*Provided data*
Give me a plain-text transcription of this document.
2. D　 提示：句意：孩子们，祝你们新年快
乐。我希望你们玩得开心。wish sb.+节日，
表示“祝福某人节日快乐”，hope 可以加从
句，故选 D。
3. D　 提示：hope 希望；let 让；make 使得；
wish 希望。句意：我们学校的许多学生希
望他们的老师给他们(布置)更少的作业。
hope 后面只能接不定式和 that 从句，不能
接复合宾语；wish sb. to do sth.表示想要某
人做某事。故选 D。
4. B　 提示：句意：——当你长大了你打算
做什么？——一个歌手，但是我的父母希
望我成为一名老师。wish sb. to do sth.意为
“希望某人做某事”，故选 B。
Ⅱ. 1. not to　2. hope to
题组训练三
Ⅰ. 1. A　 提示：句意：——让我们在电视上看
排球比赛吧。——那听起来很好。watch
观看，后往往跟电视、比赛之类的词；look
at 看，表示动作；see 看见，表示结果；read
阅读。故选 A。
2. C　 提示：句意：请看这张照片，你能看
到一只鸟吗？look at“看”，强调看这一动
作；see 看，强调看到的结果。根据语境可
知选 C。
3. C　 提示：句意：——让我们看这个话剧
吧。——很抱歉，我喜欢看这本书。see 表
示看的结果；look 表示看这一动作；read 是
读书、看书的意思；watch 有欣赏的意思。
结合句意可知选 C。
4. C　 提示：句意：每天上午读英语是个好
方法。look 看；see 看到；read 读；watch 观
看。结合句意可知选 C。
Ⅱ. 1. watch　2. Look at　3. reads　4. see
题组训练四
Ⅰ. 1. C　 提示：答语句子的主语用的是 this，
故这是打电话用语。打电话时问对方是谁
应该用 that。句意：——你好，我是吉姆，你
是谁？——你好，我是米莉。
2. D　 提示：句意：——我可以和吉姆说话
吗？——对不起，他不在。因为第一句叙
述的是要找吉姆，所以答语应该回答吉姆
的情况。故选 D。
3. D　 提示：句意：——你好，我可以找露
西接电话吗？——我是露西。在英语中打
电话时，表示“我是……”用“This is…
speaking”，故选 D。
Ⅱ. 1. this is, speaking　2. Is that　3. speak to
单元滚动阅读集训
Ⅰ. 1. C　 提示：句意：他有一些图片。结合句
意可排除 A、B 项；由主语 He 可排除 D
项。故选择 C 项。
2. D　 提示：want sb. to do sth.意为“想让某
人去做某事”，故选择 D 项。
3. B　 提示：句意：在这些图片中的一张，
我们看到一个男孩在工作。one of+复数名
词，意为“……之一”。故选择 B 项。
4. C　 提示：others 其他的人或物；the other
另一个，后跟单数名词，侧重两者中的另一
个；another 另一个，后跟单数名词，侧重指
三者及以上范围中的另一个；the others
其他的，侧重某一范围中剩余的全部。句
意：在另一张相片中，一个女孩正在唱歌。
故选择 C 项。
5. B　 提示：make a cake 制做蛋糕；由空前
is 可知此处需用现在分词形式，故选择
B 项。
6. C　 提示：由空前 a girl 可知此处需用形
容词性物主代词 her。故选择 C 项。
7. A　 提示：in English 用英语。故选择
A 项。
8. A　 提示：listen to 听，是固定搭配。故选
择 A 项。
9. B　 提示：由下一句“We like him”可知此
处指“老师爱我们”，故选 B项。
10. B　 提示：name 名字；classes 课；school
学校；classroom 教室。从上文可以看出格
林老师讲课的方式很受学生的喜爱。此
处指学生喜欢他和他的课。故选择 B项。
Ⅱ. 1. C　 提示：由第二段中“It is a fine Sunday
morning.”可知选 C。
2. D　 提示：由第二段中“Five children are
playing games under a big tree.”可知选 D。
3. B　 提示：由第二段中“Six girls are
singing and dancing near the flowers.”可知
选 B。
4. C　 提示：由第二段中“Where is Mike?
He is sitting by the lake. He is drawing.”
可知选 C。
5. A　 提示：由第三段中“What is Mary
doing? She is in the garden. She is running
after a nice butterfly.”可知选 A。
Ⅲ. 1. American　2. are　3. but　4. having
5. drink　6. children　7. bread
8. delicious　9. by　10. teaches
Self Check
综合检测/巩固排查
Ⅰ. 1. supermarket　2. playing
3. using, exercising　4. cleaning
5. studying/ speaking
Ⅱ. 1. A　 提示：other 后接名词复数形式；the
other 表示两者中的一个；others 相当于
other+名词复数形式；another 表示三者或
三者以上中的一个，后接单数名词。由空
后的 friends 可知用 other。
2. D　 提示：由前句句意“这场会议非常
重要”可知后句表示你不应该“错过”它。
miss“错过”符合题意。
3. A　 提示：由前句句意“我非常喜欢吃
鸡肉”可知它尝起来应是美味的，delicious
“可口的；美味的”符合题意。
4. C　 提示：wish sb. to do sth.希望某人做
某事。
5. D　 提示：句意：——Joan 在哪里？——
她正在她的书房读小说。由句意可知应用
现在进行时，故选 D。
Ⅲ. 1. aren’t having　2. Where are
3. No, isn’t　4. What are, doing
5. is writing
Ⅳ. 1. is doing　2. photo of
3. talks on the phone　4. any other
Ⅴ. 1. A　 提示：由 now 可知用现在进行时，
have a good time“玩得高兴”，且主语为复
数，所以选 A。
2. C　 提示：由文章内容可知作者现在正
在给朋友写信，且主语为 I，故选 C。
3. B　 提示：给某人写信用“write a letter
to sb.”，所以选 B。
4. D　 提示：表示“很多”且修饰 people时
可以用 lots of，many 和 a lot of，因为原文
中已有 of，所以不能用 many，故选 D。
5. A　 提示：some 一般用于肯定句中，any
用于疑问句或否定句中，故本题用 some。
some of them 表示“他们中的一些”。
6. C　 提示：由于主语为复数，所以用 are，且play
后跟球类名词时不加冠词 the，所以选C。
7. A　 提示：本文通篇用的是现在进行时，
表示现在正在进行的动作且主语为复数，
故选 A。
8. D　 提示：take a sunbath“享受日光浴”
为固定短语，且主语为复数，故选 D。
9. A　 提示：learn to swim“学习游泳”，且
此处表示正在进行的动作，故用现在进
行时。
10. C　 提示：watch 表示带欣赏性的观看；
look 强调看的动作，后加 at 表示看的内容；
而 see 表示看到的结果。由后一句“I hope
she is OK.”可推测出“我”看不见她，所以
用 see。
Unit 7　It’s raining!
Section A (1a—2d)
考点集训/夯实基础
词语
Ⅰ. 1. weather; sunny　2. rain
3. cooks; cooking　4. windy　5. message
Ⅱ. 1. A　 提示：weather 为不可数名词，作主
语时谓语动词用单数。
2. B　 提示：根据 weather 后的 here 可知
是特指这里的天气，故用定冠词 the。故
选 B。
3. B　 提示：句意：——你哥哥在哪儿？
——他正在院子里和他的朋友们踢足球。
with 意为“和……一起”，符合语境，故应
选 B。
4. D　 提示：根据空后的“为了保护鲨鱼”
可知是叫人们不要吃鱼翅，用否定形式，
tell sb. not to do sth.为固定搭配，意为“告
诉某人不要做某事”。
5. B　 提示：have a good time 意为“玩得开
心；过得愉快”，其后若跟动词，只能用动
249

*Required task*
Go through the listing above and return every line where the word "weather" occurs.

*Solution to this exercise*
Ⅰ. 1. weather; sunny　2. rain
Ⅱ. 1. A　 提示：weather 为不可数名词，作主
2. B　 提示：根据 weather 后的 here 可知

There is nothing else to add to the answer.